Task to complete >> Give back each entry unchanged, minus pictures.

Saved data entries
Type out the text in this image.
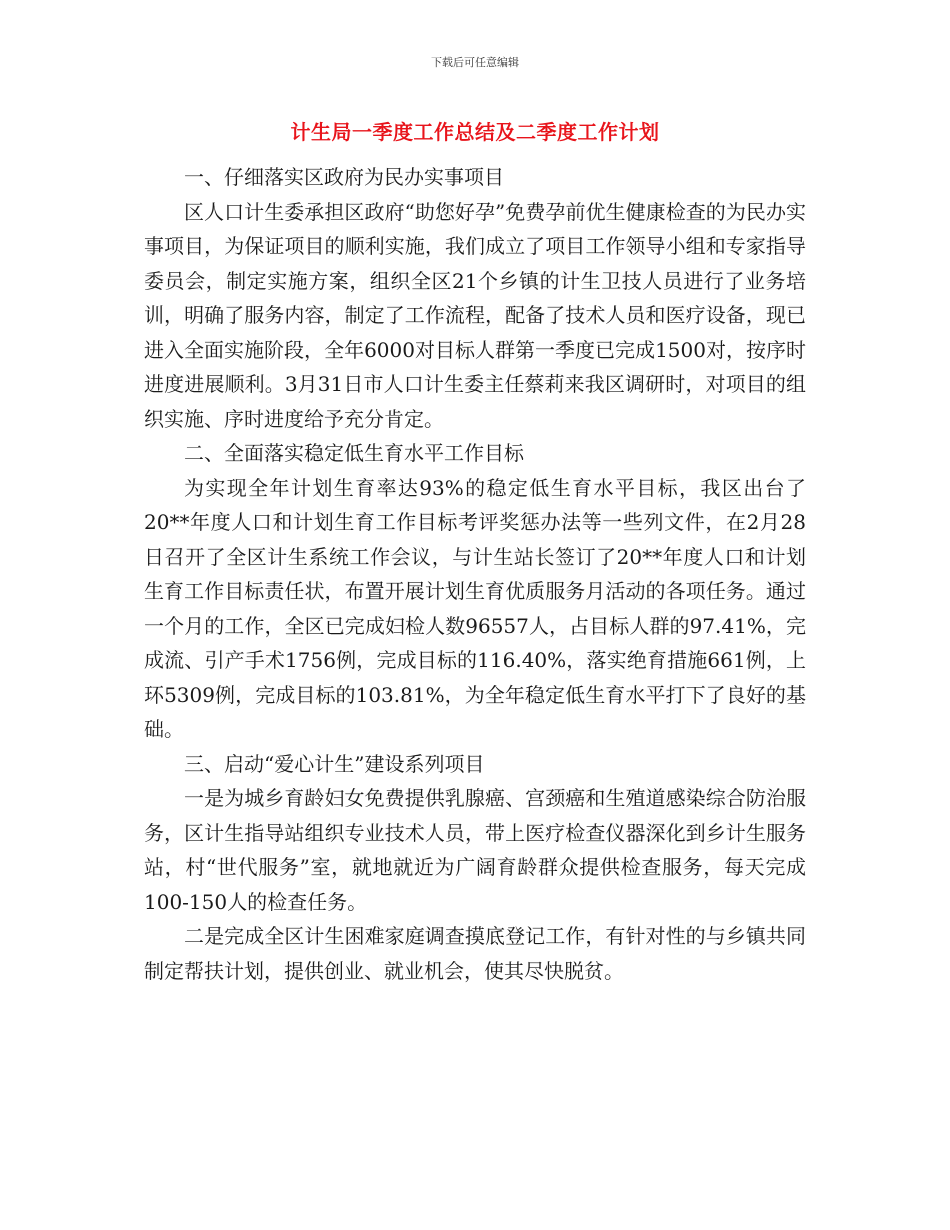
下载后可任意编辑
计生局一季度工作总结及二季度工作计划

一、仔细落实区政府为民办实事项目

区人口计生委承担区政府“助您好孕”免费孕前优生健康检查的为民办实事项目，为保证项目的顺利实施，我们成立了项目工作领导小组和专家指导委员会，制定实施方案，组织全区21个乡镇的计生卫技人员进行了业务培训，明确了服务内容，制定了工作流程，配备了技术人员和医疗设备，现已进入全面实施阶段，全年6000对目标人群第一季度已完成1500对，按序时进度进展顺利。3月31日市人口计生委主任蔡莉来我区调研时，对项目的组织实施、序时进度给予充分肯定。

二、全面落实稳定低生育水平工作目标

为实现全年计划生育率达93%的稳定低生育水平目标，我区出台了20**年度人口和计划生育工作目标考评奖惩办法等一些列文件，在2月28日召开了全区计生系统工作会议，与计生站长签订了20**年度人口和计划生育工作目标责任状，布置开展计划生育优质服务月活动的各项任务。通过一个月的工作，全区已完成妇检人数96557人，占目标人群的97.41%，完成流、引产手术1756例，完成目标的116.40%，落实绝育措施661例，上环5309例，完成目标的103.81%，为全年稳定低生育水平打下了良好的基础。

三、启动“爱心计生”建设系列项目

一是为城乡育龄妇女免费提供乳腺癌、宫颈癌和生殖道感染综合防治服务，区计生指导站组织专业技术人员，带上医疗检查仪器深化到乡计生服务站，村“世代服务”室，就地就近为广阔育龄群众提供检查服务，每天完成100-150人的检查任务。

二是完成全区计生困难家庭调查摸底登记工作，有针对性的与乡镇共同制定帮扶计划，提供创业、就业机会，使其尽快脱贫。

Solution for this problem >>
Type out the text in this image.
下载后可任意编辑
计生局一季度工作总结及二季度工作计划

一、仔细落实区政府为民办实事项目

区人口计生委承担区政府“助您好孕”免费孕前优生健康检查的为民办实事项目，为保证项目的顺利实施，我们成立了项目工作领导小组和专家指导委员会，制定实施方案，组织全区21个乡镇的计生卫技人员进行了业务培训，明确了服务内容，制定了工作流程，配备了技术人员和医疗设备，现已进入全面实施阶段，全年6000对目标人群第一季度已完成1500对，按序时进度进展顺利。3月31日市人口计生委主任蔡莉来我区调研时，对项目的组织实施、序时进度给予充分肯定。

二、全面落实稳定低生育水平工作目标

为实现全年计划生育率达93%的稳定低生育水平目标，我区出台了20**年度人口和计划生育工作目标考评奖惩办法等一些列文件，在2月28日召开了全区计生系统工作会议，与计生站长签订了20**年度人口和计划生育工作目标责任状，布置开展计划生育优质服务月活动的各项任务。通过一个月的工作，全区已完成妇检人数96557人，占目标人群的97.41%，完成流、引产手术1756例，完成目标的116.40%，落实绝育措施661例，上环5309例，完成目标的103.81%，为全年稳定低生育水平打下了良好的基础。

三、启动“爱心计生”建设系列项目

一是为城乡育龄妇女免费提供乳腺癌、宫颈癌和生殖道感染综合防治服务，区计生指导站组织专业技术人员，带上医疗检查仪器深化到乡计生服务站，村“世代服务”室，就地就近为广阔育龄群众提供检查服务，每天完成100-150人的检查任务。

二是完成全区计生困难家庭调查摸底登记工作，有针对性的与乡镇共同制定帮扶计划，提供创业、就业机会，使其尽快脱贫。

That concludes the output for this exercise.